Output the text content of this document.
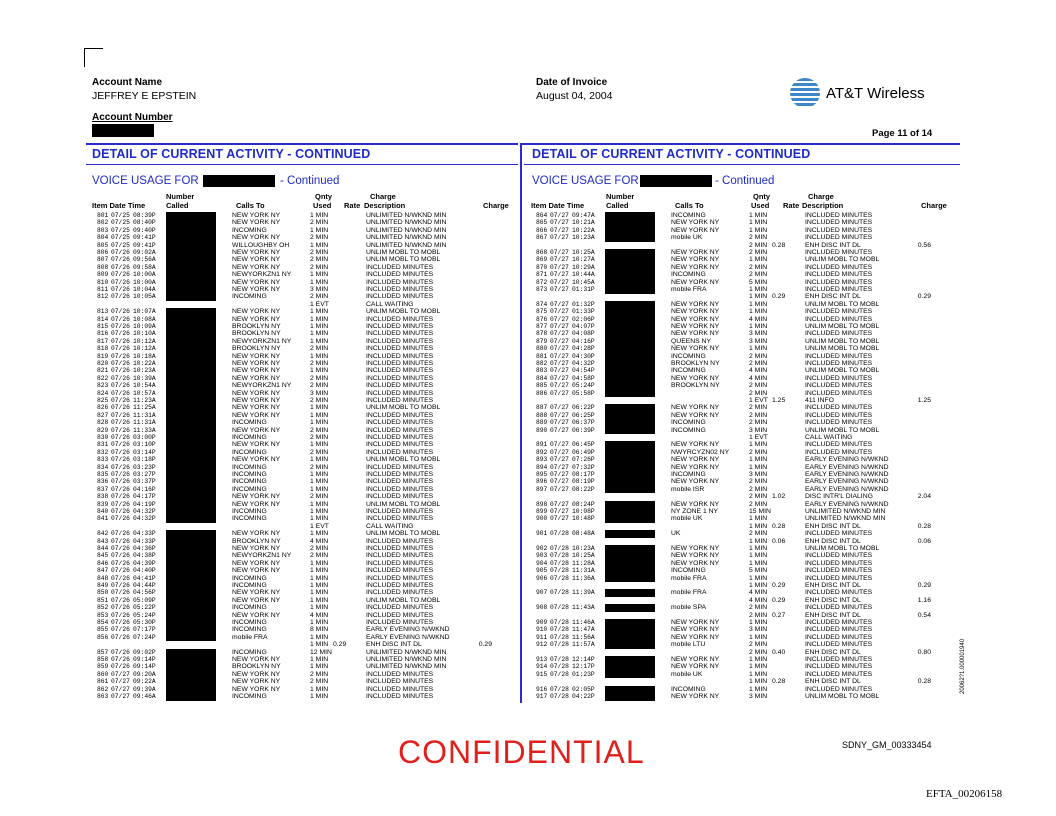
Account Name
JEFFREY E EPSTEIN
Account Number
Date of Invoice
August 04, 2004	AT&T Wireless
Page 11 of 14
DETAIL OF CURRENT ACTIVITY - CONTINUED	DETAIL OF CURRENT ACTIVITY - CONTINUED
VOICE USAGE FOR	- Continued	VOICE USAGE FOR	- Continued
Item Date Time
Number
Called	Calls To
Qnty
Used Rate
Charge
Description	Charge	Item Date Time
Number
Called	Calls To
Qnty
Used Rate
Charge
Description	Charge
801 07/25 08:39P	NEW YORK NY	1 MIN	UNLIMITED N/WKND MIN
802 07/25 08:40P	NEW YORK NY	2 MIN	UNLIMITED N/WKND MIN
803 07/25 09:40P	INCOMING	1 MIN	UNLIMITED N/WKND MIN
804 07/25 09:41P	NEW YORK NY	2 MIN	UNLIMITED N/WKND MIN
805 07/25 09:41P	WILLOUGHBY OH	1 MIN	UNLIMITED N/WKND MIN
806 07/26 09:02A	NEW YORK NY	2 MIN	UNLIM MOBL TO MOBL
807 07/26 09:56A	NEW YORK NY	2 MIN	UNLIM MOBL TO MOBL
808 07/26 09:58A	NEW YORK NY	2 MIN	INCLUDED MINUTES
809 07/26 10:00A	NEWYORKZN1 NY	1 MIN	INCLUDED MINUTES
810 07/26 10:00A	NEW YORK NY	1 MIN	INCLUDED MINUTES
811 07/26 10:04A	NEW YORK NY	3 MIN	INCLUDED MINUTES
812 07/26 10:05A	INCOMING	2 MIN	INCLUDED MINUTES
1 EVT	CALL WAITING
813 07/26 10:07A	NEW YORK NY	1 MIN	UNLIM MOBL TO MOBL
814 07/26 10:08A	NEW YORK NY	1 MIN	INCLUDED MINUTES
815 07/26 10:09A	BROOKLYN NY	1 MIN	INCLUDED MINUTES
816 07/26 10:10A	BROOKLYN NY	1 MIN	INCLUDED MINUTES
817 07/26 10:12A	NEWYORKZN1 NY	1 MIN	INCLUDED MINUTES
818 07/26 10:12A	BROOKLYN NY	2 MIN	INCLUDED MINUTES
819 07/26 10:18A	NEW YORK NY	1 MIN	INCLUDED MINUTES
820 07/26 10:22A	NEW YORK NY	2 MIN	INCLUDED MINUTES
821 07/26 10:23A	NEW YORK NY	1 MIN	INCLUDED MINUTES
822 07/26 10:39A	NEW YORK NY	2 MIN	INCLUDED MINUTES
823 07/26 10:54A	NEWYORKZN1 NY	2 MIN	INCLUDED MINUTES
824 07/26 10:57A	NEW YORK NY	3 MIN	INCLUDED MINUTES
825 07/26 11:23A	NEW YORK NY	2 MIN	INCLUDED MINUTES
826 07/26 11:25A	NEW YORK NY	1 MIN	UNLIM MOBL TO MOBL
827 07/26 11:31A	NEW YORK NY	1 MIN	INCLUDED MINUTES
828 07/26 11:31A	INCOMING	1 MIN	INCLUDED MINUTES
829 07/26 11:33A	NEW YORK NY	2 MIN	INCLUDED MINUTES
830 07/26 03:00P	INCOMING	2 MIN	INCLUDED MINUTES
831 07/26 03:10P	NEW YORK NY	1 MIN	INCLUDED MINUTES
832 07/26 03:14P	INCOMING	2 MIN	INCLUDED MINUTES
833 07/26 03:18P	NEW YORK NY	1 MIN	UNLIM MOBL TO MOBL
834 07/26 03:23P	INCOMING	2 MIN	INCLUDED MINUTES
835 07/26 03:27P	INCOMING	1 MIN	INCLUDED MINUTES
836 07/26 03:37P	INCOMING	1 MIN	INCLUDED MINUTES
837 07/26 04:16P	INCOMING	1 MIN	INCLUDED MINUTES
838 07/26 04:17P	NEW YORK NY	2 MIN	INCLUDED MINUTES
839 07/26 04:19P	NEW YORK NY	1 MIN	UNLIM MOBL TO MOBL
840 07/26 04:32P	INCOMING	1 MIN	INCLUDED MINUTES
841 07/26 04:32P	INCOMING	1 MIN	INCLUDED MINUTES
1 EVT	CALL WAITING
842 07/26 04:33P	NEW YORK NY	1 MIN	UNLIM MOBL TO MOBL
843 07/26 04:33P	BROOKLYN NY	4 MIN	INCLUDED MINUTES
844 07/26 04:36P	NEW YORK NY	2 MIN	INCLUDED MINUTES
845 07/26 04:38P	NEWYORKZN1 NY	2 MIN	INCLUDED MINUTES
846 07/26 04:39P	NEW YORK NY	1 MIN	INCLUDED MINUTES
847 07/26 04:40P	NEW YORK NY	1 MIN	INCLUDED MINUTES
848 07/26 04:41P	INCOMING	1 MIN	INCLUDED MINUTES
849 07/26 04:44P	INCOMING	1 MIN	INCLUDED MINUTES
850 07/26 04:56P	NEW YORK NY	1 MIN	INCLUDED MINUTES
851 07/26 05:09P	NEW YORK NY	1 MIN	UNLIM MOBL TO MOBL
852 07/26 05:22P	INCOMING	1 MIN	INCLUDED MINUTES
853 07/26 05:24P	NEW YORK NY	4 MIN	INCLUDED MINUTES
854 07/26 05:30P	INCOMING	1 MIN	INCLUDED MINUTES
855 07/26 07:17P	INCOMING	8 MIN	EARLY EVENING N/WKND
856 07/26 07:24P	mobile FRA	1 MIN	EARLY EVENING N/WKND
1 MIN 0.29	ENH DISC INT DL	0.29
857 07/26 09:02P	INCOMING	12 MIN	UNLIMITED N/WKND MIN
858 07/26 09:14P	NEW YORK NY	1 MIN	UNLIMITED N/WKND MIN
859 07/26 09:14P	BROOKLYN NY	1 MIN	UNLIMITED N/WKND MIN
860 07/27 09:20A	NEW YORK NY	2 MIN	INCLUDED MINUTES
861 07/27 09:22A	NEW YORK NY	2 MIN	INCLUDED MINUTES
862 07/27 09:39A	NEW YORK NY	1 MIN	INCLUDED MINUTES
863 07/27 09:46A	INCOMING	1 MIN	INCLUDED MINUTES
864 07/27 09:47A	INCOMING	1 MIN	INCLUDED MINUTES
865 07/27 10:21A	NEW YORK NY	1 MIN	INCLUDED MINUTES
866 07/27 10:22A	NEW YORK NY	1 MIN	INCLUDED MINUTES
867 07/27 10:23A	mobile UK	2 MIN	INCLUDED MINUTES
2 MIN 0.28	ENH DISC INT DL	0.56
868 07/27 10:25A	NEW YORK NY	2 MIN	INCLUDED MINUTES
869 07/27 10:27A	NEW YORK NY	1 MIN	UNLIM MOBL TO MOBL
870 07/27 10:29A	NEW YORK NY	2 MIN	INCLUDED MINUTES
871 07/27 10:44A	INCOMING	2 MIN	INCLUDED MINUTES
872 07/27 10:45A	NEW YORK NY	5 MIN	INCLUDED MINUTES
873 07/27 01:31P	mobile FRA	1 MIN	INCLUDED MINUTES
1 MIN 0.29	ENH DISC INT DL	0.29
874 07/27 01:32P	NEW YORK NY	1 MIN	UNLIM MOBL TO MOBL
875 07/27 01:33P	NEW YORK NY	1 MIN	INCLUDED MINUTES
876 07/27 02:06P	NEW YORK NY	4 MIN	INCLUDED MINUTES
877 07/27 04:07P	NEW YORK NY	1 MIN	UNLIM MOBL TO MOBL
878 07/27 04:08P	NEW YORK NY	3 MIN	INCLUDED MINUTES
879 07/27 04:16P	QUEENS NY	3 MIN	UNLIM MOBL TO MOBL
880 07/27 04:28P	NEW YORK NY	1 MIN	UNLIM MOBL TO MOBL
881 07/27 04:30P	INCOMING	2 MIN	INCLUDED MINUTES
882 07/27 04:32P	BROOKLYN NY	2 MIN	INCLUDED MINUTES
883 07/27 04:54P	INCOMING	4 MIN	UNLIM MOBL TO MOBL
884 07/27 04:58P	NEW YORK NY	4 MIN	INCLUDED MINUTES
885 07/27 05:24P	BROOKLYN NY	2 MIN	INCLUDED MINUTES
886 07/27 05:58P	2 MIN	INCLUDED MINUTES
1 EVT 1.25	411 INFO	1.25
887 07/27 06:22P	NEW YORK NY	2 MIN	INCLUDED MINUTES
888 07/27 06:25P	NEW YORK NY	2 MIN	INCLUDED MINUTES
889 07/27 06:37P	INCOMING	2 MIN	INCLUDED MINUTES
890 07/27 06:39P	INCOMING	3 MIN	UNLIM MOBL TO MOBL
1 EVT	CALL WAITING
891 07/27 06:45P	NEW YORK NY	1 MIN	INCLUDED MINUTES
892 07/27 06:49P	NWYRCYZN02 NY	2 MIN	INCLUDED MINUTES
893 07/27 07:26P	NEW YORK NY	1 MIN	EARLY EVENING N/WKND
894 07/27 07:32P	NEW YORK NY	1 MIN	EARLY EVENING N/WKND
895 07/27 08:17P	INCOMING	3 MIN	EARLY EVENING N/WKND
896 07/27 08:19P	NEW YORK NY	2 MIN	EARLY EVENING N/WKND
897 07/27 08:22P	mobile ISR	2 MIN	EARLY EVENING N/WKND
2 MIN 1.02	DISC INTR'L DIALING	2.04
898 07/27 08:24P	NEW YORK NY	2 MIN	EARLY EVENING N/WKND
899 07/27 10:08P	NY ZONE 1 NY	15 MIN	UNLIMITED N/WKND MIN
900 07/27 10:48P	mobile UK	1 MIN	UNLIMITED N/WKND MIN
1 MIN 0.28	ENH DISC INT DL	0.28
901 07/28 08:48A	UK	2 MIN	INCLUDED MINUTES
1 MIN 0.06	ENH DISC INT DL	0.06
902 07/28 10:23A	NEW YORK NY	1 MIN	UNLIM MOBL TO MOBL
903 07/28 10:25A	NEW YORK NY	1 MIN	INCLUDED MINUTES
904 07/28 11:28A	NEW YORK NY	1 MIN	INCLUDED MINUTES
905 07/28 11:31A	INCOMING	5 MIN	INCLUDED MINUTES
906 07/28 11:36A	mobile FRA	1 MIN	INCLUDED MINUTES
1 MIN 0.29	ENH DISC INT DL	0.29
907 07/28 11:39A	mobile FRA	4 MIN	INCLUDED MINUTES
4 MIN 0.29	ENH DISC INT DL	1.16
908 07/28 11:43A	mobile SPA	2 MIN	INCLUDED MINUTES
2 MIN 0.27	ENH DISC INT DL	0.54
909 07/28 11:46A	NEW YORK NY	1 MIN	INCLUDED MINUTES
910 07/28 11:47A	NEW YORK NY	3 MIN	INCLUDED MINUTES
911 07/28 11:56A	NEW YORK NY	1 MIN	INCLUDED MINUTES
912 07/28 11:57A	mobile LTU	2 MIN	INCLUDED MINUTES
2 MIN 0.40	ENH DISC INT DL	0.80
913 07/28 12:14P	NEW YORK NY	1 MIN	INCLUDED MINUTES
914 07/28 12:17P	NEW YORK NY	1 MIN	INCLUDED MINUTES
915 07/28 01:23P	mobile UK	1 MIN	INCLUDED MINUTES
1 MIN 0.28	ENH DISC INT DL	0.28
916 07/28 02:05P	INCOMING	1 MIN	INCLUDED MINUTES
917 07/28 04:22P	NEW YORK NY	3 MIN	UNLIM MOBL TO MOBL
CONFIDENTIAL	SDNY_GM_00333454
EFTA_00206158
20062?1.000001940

### Work to be completed
Lines containing the word "Date" must all be returned from the material above.

### Right answer
Date of Invoice
Item Date Time
Description	Charge	Item Date Time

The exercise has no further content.